▸ **Problem statement**: Extract all lines in the data that contain the word "theories".

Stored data
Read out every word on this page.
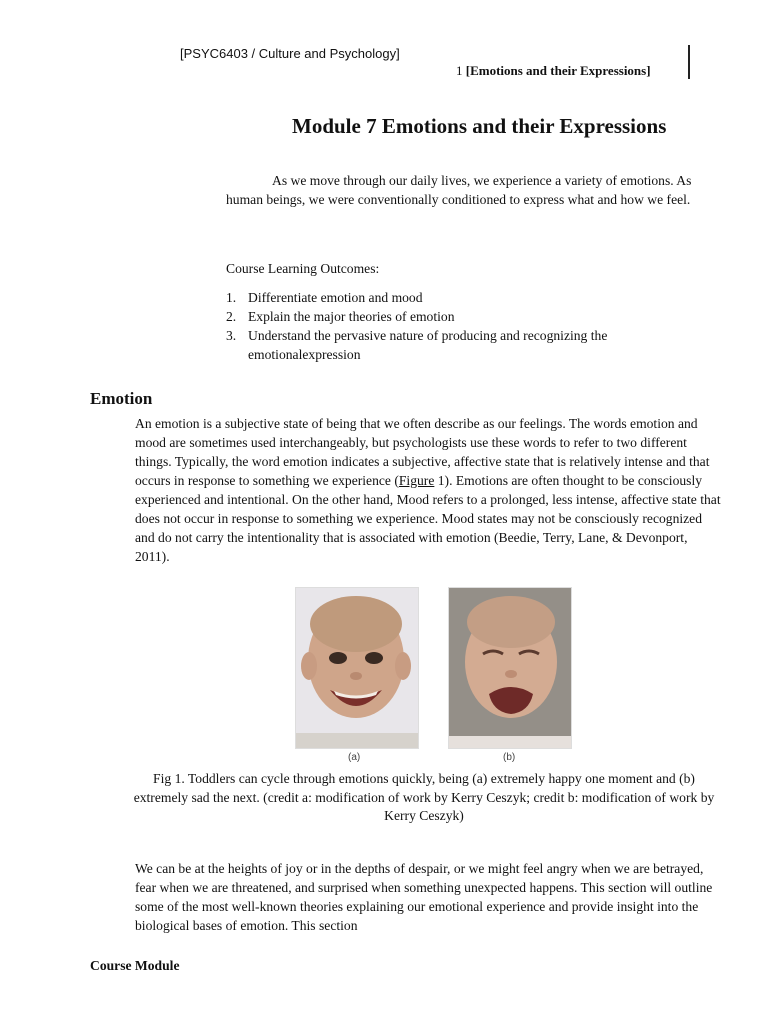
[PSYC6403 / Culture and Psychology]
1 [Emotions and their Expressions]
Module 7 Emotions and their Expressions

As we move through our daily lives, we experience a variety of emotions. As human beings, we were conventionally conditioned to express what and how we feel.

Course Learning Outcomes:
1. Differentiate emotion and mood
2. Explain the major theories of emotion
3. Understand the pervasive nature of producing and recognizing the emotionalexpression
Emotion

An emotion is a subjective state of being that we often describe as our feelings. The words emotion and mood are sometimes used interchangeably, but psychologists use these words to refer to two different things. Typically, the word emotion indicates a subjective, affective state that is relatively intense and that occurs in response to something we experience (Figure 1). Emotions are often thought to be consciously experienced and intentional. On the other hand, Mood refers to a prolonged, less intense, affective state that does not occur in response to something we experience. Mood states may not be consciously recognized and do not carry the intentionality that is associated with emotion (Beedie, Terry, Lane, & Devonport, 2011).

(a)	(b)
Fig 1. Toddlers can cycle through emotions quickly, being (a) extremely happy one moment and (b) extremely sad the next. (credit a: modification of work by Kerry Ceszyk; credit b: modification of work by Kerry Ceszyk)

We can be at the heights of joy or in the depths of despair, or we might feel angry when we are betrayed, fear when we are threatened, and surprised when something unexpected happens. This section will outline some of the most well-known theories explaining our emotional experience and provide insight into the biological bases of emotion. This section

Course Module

▸ **In response**:
2. Explain the major theories of emotion
We can be at the heights of joy or in the depths of despair, or we might feel angry when we are betrayed, fear when we are threatened, and surprised when something unexpected happens. This section will outline some of the most well-known theories explaining our emotional experience and provide insight into the biological bases of emotion. This section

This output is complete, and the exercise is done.